• DESCRIPTION OF THE TASK: Whenever a line contains the string "type", copy it out of the entries.

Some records
---+---

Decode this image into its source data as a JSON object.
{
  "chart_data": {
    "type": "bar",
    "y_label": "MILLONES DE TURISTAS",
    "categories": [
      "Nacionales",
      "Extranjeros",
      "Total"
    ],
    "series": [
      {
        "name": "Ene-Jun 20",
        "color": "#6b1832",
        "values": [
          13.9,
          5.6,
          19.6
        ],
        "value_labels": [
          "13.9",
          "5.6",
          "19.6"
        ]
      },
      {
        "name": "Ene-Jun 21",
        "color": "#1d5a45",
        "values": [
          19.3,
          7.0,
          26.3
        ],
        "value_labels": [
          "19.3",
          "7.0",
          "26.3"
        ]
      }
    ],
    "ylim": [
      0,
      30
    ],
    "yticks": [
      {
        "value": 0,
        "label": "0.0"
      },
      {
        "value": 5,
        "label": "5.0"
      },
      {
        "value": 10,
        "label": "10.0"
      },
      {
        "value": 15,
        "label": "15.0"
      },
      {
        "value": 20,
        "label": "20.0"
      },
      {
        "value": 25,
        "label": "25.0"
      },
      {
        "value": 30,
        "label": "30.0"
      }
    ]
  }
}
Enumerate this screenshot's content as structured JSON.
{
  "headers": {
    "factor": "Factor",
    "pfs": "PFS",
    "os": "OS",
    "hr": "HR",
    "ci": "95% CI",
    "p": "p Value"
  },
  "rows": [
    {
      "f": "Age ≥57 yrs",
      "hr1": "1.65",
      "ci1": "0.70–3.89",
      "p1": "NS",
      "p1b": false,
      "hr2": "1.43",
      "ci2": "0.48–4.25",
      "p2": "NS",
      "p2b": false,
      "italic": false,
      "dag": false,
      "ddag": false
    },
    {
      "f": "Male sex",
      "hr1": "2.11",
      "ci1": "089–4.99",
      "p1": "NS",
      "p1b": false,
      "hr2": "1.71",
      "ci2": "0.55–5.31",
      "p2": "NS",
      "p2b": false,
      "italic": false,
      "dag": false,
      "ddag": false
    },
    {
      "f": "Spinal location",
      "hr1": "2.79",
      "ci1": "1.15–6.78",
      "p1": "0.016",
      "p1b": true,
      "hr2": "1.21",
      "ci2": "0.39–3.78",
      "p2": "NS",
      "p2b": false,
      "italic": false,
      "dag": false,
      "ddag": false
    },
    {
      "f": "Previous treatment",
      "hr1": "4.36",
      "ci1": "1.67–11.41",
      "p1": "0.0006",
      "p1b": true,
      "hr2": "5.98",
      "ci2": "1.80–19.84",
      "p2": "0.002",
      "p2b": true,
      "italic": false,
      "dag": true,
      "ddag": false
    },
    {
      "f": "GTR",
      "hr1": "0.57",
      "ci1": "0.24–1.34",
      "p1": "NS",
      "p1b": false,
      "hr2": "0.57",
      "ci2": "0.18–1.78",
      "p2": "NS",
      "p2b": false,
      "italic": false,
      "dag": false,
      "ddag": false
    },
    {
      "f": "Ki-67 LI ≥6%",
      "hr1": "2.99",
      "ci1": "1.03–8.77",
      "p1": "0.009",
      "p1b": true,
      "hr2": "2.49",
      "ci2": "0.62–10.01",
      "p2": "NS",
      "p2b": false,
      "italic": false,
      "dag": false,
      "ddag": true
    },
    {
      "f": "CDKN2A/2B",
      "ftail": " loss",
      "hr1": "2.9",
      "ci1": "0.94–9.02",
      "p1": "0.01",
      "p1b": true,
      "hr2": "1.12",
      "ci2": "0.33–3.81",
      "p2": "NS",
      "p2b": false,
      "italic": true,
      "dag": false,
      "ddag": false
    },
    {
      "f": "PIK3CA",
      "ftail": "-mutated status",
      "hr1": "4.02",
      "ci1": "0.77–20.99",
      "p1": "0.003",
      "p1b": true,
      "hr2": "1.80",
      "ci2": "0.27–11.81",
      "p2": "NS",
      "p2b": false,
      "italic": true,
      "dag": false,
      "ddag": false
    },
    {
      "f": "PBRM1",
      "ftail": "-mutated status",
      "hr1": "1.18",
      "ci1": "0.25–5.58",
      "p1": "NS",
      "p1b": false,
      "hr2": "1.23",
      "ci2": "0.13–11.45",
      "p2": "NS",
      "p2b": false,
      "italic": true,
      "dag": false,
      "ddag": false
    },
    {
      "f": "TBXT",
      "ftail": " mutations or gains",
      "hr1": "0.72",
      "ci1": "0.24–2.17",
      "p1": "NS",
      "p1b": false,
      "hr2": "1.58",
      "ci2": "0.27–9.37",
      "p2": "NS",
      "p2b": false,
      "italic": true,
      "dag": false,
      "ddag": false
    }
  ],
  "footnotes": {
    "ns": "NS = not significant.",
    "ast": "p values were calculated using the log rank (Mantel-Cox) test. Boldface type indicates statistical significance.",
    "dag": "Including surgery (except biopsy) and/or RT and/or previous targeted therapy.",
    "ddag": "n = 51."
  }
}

---+---

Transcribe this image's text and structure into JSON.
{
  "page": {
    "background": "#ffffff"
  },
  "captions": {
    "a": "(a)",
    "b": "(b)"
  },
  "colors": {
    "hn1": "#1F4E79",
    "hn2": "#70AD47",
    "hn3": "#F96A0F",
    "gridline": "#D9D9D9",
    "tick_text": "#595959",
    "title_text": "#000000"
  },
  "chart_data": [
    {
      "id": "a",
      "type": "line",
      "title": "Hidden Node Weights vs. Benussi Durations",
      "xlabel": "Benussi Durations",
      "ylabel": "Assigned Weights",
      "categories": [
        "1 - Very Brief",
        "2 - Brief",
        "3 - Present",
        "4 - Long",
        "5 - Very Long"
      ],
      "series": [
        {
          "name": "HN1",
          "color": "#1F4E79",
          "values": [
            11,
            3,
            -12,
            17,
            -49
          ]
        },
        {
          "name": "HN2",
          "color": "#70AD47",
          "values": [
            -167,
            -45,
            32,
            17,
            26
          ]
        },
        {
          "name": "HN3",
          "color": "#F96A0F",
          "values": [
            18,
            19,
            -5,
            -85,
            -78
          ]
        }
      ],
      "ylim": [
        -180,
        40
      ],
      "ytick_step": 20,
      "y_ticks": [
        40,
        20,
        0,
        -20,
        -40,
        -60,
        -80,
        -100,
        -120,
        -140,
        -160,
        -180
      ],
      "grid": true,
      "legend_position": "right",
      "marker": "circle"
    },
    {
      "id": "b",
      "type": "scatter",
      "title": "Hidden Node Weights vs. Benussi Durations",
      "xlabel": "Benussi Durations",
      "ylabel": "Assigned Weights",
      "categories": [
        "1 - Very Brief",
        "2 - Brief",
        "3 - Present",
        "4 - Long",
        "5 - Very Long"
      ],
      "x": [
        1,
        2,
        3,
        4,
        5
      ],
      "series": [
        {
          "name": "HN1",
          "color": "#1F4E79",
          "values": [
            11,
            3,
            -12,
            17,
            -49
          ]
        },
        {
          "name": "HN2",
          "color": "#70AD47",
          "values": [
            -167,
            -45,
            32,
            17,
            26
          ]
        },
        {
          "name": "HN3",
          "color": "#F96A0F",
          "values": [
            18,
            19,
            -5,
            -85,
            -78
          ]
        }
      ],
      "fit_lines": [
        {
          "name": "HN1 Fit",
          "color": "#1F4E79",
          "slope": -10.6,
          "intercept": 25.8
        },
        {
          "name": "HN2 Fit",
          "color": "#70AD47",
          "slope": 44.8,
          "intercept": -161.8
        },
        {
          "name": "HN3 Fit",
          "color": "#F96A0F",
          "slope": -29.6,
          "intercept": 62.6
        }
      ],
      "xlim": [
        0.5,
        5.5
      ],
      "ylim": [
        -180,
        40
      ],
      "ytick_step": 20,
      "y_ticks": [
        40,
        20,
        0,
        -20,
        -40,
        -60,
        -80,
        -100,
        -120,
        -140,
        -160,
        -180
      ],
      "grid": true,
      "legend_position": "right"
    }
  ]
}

---+---

• TASK OUTPUT:
    "type": "bar",
    "ast": "p values were calculated using the log rank (Mantel-Cox) test. Boldface type indicates statistical significance.",
      "type": "line",
      "type": "scatter",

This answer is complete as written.